--- start of Extracted entries ---
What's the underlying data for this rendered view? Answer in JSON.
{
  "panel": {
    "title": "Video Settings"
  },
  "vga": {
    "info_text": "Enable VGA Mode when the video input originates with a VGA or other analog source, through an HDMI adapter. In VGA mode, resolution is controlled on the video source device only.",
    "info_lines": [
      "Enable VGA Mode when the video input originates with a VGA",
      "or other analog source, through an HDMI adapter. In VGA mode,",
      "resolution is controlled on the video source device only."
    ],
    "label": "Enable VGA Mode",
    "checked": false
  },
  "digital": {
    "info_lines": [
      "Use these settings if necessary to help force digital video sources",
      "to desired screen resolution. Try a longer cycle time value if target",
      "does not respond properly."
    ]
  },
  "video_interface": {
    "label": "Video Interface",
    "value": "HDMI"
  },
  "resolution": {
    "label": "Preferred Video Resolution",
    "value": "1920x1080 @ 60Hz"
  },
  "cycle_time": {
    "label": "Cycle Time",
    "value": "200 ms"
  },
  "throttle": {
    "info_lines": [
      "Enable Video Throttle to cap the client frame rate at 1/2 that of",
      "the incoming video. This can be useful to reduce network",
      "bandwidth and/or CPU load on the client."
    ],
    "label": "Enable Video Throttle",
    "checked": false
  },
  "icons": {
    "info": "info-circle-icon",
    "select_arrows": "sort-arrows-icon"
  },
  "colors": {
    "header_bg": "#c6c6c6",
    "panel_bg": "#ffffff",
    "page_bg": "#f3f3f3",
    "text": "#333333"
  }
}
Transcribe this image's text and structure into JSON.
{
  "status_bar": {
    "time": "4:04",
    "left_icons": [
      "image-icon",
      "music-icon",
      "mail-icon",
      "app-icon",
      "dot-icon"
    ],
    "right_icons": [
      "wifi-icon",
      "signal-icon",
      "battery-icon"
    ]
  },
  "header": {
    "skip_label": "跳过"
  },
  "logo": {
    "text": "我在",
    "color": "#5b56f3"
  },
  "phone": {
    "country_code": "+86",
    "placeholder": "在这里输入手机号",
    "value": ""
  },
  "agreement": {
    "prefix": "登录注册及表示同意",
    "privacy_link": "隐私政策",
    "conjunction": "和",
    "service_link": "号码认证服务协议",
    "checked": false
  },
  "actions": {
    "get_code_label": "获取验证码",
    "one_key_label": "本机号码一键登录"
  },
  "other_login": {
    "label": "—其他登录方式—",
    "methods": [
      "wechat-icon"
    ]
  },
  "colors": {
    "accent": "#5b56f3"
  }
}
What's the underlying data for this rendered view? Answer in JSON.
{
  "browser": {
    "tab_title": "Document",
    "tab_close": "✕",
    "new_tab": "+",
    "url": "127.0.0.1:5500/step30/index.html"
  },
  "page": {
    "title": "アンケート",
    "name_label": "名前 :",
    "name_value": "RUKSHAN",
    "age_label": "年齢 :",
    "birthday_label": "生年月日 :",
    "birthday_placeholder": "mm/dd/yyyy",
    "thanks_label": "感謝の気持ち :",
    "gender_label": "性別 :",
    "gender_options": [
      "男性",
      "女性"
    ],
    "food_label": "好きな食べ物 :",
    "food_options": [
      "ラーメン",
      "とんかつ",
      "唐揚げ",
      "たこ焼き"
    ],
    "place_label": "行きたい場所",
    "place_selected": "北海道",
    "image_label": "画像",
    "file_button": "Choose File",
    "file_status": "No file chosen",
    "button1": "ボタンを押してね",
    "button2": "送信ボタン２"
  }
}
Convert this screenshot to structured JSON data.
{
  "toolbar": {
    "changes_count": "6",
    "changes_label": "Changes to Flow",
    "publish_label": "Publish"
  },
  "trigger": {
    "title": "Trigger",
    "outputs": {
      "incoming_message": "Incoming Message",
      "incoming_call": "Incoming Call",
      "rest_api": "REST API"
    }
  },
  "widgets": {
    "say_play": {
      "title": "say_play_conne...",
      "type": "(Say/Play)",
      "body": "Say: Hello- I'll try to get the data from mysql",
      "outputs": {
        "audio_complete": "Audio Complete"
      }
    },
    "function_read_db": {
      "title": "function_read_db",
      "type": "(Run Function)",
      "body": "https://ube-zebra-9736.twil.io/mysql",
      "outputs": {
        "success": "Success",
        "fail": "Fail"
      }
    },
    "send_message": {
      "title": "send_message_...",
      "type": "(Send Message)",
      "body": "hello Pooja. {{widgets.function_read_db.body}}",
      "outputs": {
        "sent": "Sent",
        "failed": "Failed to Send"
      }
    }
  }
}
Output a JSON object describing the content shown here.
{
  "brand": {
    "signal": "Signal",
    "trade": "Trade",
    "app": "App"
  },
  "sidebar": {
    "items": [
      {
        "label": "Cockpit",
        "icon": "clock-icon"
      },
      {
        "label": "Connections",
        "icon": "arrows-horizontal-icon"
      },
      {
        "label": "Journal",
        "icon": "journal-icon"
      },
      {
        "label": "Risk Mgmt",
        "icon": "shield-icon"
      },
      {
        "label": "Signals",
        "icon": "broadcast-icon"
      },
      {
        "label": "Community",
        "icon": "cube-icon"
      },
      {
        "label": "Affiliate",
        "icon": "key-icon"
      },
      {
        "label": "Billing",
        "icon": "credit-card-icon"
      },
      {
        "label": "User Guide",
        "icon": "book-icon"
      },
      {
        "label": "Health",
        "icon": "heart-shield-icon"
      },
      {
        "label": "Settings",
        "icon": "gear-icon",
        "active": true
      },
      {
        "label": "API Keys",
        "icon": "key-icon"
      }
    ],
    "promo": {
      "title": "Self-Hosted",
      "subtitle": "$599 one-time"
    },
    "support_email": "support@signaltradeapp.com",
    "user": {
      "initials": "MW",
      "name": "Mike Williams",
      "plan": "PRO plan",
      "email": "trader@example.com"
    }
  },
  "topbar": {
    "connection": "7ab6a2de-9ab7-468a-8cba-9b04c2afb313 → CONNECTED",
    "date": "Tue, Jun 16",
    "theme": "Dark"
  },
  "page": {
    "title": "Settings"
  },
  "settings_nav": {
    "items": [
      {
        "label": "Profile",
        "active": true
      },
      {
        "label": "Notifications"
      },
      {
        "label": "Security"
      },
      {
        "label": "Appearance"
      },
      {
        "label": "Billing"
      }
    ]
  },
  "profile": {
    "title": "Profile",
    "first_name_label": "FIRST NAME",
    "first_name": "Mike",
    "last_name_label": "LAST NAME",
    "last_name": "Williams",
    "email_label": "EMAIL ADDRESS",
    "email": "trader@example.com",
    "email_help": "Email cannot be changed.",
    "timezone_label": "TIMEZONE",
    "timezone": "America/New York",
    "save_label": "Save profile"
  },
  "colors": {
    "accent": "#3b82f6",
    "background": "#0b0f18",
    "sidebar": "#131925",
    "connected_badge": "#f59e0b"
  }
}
--- end of Extracted entries ---
## What you need to do
Gather up every line from the listing above in which the word "Enable" occurs.

## Written solution
    "info_text": "Enable VGA Mode when the video input originates with a VGA or other analog source, through an HDMI adapter. In VGA mode, resolution is controlled on the video source device only.",
      "Enable VGA Mode when the video input originates with a VGA",
    "label": "Enable VGA Mode",
      "Enable Video Throttle to cap the client frame rate at 1/2 that of",
    "label": "Enable Video Throttle",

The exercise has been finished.